(Stored records)
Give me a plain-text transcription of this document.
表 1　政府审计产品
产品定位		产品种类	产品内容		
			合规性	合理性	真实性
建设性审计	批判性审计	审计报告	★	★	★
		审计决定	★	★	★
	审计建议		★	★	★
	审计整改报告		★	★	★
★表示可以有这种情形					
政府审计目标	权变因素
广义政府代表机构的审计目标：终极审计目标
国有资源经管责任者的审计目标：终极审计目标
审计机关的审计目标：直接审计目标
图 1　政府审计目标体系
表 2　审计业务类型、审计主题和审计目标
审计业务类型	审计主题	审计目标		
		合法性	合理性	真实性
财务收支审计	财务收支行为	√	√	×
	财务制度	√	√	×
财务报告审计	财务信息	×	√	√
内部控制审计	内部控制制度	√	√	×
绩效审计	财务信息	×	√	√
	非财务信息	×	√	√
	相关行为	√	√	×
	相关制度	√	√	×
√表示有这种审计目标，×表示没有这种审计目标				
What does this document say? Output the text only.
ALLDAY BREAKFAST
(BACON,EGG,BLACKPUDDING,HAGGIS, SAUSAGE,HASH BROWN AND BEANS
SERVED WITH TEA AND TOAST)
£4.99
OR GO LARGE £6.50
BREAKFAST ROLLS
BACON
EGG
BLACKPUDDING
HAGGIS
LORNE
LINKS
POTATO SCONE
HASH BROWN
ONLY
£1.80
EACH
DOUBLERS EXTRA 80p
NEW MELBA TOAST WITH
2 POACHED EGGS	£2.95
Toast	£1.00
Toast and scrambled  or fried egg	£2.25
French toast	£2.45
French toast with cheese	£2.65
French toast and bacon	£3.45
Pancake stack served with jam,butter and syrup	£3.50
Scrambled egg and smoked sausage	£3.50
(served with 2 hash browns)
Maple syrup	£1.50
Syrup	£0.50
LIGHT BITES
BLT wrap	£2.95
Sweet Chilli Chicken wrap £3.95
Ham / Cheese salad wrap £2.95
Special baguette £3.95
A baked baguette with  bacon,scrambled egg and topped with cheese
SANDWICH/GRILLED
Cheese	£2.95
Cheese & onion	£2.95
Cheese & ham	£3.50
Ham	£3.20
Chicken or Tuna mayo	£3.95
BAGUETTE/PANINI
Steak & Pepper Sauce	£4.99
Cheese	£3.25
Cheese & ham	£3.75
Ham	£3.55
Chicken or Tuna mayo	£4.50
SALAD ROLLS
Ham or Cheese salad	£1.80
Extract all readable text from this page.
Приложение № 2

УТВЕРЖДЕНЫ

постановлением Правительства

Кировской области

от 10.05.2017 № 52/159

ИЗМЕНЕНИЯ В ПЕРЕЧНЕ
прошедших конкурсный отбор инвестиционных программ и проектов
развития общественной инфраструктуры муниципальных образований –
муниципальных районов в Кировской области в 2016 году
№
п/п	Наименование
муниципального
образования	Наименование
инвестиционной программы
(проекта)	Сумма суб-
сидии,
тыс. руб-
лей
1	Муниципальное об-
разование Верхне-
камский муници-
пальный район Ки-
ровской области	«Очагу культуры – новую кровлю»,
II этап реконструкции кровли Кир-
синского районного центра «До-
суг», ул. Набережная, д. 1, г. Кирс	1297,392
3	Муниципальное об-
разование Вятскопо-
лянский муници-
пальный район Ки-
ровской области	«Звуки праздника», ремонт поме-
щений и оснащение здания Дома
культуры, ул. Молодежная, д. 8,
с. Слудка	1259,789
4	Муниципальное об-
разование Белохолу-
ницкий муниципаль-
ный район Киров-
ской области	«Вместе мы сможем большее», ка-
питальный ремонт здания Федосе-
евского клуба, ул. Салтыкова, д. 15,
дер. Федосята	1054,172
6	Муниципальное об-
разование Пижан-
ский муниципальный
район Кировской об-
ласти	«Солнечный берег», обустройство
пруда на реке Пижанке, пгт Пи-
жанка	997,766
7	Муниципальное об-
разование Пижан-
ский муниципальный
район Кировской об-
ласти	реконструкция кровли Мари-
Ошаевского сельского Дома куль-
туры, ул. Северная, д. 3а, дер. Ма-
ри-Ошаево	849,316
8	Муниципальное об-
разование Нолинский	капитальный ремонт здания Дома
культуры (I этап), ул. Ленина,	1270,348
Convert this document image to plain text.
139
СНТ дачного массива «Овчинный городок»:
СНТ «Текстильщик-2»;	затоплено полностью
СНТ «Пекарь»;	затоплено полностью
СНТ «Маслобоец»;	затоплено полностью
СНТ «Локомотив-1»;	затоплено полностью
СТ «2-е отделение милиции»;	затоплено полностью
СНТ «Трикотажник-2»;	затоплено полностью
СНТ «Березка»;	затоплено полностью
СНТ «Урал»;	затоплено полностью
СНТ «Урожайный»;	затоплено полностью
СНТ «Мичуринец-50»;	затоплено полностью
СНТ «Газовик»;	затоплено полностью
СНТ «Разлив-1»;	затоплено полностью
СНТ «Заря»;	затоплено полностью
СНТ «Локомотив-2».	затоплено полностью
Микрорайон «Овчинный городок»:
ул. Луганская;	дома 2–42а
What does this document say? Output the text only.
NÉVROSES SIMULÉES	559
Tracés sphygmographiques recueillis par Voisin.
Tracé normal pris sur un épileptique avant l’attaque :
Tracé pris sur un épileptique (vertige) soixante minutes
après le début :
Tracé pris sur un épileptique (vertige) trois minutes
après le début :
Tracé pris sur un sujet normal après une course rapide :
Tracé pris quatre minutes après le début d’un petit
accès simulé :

* [WHAT YOU ARE ASKED TO DO]: Reproduce all of the entries word for word.

* [FULL OUTPUT]:
Give me a plain-text transcription of this document.
表 1　政府审计产品
产品定位		产品种类	产品内容		
			合规性	合理性	真实性
建设性审计	批判性审计	审计报告	★	★	★
		审计决定	★	★	★
	审计建议		★	★	★
	审计整改报告		★	★	★
★表示可以有这种情形					
政府审计目标	权变因素
广义政府代表机构的审计目标：终极审计目标
国有资源经管责任者的审计目标：终极审计目标
审计机关的审计目标：直接审计目标
图 1　政府审计目标体系
表 2　审计业务类型、审计主题和审计目标
审计业务类型	审计主题	审计目标		
		合法性	合理性	真实性
财务收支审计	财务收支行为	√	√	×
	财务制度	√	√	×
财务报告审计	财务信息	×	√	√
内部控制审计	内部控制制度	√	√	×
绩效审计	财务信息	×	√	√
	非财务信息	×	√	√
	相关行为	√	√	×
	相关制度	√	√	×
√表示有这种审计目标，×表示没有这种审计目标				
What does this document say? Output the text only.
ALLDAY BREAKFAST
(BACON,EGG,BLACKPUDDING,HAGGIS, SAUSAGE,HASH BROWN AND BEANS
SERVED WITH TEA AND TOAST)
£4.99
OR GO LARGE £6.50
BREAKFAST ROLLS
BACON
EGG
BLACKPUDDING
HAGGIS
LORNE
LINKS
POTATO SCONE
HASH BROWN
ONLY
£1.80
EACH
DOUBLERS EXTRA 80p
NEW MELBA TOAST WITH
2 POACHED EGGS	£2.95
Toast	£1.00
Toast and scrambled  or fried egg	£2.25
French toast	£2.45
French toast with cheese	£2.65
French toast and bacon	£3.45
Pancake stack served with jam,butter and syrup	£3.50
Scrambled egg and smoked sausage	£3.50
(served with 2 hash browns)
Maple syrup	£1.50
Syrup	£0.50
LIGHT BITES
BLT wrap	£2.95
Sweet Chilli Chicken wrap £3.95
Ham / Cheese salad wrap £2.95
Special baguette £3.95
A baked baguette with  bacon,scrambled egg and topped with cheese
SANDWICH/GRILLED
Cheese	£2.95
Cheese & onion	£2.95
Cheese & ham	£3.50
Ham	£3.20
Chicken or Tuna mayo	£3.95
BAGUETTE/PANINI
Steak & Pepper Sauce	£4.99
Cheese	£3.25
Cheese & ham	£3.75
Ham	£3.55
Chicken or Tuna mayo	£4.50
SALAD ROLLS
Ham or Cheese salad	£1.80
Extract all readable text from this page.
Приложение № 2

УТВЕРЖДЕНЫ

постановлением Правительства

Кировской области

от 10.05.2017 № 52/159

ИЗМЕНЕНИЯ В ПЕРЕЧНЕ
прошедших конкурсный отбор инвестиционных программ и проектов
развития общественной инфраструктуры муниципальных образований –
муниципальных районов в Кировской области в 2016 году
№
п/п	Наименование
муниципального
образования	Наименование
инвестиционной программы
(проекта)	Сумма суб-
сидии,
тыс. руб-
лей
1	Муниципальное об-
разование Верхне-
камский муници-
пальный район Ки-
ровской области	«Очагу культуры – новую кровлю»,
II этап реконструкции кровли Кир-
синского районного центра «До-
суг», ул. Набережная, д. 1, г. Кирс	1297,392
3	Муниципальное об-
разование Вятскопо-
лянский муници-
пальный район Ки-
ровской области	«Звуки праздника», ремонт поме-
щений и оснащение здания Дома
культуры, ул. Молодежная, д. 8,
с. Слудка	1259,789
4	Муниципальное об-
разование Белохолу-
ницкий муниципаль-
ный район Киров-
ской области	«Вместе мы сможем большее», ка-
питальный ремонт здания Федосе-
евского клуба, ул. Салтыкова, д. 15,
дер. Федосята	1054,172
6	Муниципальное об-
разование Пижан-
ский муниципальный
район Кировской об-
ласти	«Солнечный берег», обустройство
пруда на реке Пижанке, пгт Пи-
жанка	997,766
7	Муниципальное об-
разование Пижан-
ский муниципальный
район Кировской об-
ласти	реконструкция кровли Мари-
Ошаевского сельского Дома куль-
туры, ул. Северная, д. 3а, дер. Ма-
ри-Ошаево	849,316
8	Муниципальное об-
разование Нолинский	капитальный ремонт здания Дома
культуры (I этап), ул. Ленина,	1270,348
Convert this document image to plain text.
139
СНТ дачного массива «Овчинный городок»:
СНТ «Текстильщик-2»;	затоплено полностью
СНТ «Пекарь»;	затоплено полностью
СНТ «Маслобоец»;	затоплено полностью
СНТ «Локомотив-1»;	затоплено полностью
СТ «2-е отделение милиции»;	затоплено полностью
СНТ «Трикотажник-2»;	затоплено полностью
СНТ «Березка»;	затоплено полностью
СНТ «Урал»;	затоплено полностью
СНТ «Урожайный»;	затоплено полностью
СНТ «Мичуринец-50»;	затоплено полностью
СНТ «Газовик»;	затоплено полностью
СНТ «Разлив-1»;	затоплено полностью
СНТ «Заря»;	затоплено полностью
СНТ «Локомотив-2».	затоплено полностью
Микрорайон «Овчинный городок»:
ул. Луганская;	дома 2–42а
What does this document say? Output the text only.
NÉVROSES SIMULÉES	559
Tracés sphygmographiques recueillis par Voisin.
Tracé normal pris sur un épileptique avant l’attaque :
Tracé pris sur un épileptique (vertige) soixante minutes
après le début :
Tracé pris sur un épileptique (vertige) trois minutes
après le début :
Tracé pris sur un sujet normal après une course rapide :
Tracé pris quatre minutes après le début d’un petit
accès simulé :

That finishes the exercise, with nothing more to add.